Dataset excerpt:
>>>

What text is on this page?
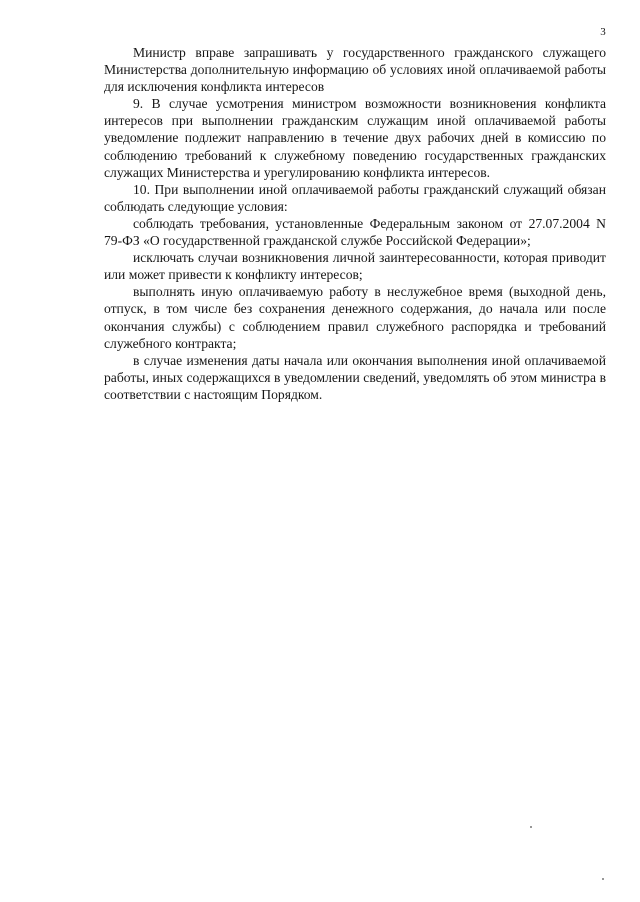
3

Министр вправе запрашивать у государственного гражданского служащего Министерства дополнительную информацию об условиях иной оплачиваемой работы для исключения конфликта интересов

9. В случае усмотрения министром возможности возникновения конфликта интересов при выполнении гражданским служащим иной оплачиваемой работы уведомление подлежит направлению в течение двух рабочих дней в комиссию по соблюдению требований к служебному поведению государственных гражданских служащих Министерства и урегулированию конфликта интересов.

10. При выполнении иной оплачиваемой работы гражданский служащий обязан соблюдать следующие условия:

соблюдать требования, установленные Федеральным законом от 27.07.2004 N 79-ФЗ «О государственной гражданской службе Российской Федерации»;

исключать случаи возникновения личной заинтересованности, которая приводит или может привести к конфликту интересов;

выполнять иную оплачиваемую работу в неслужебное время (выходной день, отпуск, в том числе без сохранения денежного содержания, до начала или после окончания службы) с соблюдением правил служебного распорядка и требований служебного контракта;

в случае изменения даты начала или окончания выполнения иной оплачиваемой работы, иных содержащихся в уведомлении сведений, уведомлять об этом министра в соответствии с настоящим Порядком.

<<<

Using the listing above, list every line in which the string "требований" occurs.

9. В случае усмотрения министром возможности возникновения конфликта интересов при выполнении гражданским служащим иной оплачиваемой работы уведомление подлежит направлению в течение двух рабочих дней в комиссию по соблюдению требований к служебному поведению государственных гражданских служащих Министерства и урегулированию конфликта интересов.
выполнять иную оплачиваемую работу в неслужебное время (выходной день, отпуск, в том числе без сохранения денежного содержания, до начала или после окончания службы) с соблюдением правил служебного распорядка и требований служебного контракта;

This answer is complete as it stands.